[Data records]
□ □ □ □

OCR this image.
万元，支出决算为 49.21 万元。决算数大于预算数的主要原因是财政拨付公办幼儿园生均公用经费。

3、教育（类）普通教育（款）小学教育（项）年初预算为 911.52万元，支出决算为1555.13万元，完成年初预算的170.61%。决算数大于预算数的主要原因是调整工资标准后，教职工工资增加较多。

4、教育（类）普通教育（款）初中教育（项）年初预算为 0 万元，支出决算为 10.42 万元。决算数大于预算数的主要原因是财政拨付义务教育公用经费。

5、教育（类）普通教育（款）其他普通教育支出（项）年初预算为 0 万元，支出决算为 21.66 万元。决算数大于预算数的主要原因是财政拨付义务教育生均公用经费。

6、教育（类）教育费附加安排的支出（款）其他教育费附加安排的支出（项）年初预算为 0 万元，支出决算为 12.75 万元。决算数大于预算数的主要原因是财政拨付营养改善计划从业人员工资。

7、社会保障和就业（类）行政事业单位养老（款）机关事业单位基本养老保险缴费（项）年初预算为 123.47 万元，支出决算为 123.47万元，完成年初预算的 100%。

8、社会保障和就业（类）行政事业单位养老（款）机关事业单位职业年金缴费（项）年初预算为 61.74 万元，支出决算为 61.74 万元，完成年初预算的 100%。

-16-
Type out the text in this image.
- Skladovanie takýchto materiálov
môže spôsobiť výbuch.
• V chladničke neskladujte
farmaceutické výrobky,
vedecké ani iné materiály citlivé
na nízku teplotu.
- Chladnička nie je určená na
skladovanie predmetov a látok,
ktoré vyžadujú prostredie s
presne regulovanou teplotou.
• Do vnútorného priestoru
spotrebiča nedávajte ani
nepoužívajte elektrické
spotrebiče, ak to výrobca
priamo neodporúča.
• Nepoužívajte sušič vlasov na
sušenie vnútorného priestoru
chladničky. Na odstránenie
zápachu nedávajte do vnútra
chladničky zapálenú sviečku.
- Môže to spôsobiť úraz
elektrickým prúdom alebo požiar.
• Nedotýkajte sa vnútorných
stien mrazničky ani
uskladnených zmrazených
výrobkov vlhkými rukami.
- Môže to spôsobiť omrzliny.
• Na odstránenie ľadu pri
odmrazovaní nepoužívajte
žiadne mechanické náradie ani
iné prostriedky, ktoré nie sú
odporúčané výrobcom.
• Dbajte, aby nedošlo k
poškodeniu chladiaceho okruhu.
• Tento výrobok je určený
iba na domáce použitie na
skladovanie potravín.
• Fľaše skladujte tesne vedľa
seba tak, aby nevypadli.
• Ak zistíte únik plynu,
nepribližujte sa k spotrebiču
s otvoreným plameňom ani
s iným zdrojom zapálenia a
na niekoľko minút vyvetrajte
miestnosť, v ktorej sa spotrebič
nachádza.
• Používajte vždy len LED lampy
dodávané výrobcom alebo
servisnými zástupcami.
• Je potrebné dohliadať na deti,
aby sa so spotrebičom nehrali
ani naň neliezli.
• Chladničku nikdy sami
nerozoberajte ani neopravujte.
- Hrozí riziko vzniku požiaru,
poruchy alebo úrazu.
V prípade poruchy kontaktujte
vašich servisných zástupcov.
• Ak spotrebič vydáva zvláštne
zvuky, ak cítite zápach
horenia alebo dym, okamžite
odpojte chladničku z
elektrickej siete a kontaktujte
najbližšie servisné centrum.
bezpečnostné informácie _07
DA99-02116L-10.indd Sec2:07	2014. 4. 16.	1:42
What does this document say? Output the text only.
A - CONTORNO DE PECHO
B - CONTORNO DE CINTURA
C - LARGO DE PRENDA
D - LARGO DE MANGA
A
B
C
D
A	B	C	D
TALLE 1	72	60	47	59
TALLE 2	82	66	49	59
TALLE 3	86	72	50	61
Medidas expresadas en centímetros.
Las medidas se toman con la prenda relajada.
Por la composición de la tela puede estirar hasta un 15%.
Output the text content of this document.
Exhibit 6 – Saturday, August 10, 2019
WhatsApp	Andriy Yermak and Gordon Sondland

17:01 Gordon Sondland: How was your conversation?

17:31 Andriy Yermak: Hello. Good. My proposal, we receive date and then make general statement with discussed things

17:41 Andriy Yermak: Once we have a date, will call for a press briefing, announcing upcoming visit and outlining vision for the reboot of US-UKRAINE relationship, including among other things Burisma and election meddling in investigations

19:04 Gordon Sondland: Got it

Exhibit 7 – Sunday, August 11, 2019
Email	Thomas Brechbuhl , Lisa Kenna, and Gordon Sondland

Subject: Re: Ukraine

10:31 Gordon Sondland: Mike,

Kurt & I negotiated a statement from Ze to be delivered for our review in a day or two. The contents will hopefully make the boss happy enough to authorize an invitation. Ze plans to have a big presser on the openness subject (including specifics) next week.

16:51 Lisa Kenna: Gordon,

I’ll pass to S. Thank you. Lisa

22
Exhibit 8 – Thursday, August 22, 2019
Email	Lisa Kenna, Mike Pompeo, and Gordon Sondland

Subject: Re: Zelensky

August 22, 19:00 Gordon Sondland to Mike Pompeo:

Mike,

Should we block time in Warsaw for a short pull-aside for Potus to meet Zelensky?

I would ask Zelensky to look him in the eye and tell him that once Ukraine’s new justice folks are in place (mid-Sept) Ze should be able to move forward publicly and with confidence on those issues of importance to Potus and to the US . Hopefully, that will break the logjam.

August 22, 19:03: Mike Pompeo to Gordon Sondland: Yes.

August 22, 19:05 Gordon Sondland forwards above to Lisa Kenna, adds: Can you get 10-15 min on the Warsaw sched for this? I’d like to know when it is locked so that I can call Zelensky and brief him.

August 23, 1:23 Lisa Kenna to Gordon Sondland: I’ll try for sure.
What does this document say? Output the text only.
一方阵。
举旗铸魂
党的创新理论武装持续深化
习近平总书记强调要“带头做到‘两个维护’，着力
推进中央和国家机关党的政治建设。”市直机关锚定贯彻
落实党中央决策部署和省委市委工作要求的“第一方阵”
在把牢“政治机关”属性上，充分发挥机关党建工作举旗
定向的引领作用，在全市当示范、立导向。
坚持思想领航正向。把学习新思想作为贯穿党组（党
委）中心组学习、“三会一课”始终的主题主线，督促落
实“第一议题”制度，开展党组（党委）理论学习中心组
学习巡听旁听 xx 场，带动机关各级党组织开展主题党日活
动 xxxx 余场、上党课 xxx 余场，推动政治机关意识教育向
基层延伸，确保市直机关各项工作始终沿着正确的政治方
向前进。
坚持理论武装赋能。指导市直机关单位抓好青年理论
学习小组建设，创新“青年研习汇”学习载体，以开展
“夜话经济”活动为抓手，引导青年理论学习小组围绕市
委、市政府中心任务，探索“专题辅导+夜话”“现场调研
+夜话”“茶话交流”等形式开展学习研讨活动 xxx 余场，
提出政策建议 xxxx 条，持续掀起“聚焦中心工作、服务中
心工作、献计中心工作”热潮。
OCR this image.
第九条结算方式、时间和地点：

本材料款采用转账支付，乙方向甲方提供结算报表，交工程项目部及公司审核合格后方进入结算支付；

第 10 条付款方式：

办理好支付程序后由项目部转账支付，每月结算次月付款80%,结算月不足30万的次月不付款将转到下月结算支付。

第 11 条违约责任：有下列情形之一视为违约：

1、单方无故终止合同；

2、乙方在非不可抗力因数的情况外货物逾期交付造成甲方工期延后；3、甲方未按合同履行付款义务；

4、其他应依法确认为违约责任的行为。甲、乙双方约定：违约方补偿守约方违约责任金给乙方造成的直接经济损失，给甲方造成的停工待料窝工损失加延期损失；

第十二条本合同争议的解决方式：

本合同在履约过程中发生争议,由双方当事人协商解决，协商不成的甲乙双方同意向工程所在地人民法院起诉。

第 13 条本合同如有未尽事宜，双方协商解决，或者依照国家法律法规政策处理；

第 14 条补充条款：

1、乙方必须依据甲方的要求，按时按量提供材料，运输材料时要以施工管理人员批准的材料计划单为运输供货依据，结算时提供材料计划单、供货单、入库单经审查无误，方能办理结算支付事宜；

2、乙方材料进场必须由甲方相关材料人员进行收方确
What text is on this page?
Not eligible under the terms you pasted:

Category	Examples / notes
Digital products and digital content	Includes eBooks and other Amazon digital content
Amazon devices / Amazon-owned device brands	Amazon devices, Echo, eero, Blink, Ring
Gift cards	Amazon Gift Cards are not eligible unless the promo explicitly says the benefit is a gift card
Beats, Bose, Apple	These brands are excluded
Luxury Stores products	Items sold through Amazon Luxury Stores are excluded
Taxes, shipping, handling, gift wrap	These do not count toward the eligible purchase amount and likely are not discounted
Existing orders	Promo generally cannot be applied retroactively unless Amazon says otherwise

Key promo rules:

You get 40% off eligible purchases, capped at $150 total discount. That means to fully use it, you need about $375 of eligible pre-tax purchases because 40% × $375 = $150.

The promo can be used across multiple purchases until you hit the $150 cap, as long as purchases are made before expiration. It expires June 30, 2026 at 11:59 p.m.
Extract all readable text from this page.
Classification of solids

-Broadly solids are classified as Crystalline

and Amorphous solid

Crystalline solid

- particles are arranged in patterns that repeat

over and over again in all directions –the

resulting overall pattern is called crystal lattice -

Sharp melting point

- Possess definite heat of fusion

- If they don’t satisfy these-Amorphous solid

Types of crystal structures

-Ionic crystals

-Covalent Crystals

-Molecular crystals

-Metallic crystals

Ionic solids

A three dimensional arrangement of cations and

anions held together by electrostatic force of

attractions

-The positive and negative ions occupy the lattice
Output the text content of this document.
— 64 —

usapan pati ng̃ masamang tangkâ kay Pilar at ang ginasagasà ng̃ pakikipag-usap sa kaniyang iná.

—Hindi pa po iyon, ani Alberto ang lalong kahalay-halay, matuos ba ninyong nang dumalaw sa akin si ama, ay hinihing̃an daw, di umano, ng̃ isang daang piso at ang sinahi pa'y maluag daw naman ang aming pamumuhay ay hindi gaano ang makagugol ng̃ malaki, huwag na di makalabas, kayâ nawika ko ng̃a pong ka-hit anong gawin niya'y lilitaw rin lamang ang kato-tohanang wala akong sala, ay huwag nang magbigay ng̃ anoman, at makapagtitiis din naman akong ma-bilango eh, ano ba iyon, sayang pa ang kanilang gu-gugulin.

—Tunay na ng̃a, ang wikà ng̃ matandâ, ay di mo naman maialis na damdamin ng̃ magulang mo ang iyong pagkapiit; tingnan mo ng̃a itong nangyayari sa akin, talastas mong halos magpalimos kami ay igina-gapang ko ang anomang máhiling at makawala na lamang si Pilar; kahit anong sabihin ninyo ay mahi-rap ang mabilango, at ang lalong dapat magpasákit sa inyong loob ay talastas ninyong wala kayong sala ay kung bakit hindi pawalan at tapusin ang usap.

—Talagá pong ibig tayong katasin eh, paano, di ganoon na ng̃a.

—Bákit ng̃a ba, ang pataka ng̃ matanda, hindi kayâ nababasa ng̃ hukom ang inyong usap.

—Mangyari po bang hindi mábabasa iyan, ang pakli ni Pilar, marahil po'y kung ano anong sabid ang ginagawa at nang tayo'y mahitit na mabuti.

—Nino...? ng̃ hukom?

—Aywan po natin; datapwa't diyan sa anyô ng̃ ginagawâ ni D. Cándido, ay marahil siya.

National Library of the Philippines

□ □ □ □

TASK: Filter the records down to the lines that contain the string "text", and copy those lines.

PROBLEM SOLUTION:
Type out the text in this image.
What does this document say? Output the text only.
Output the text content of this document.
What does this document say? Output the text only.
What text is on this page?
Extract all readable text from this page.
Output the text content of this document.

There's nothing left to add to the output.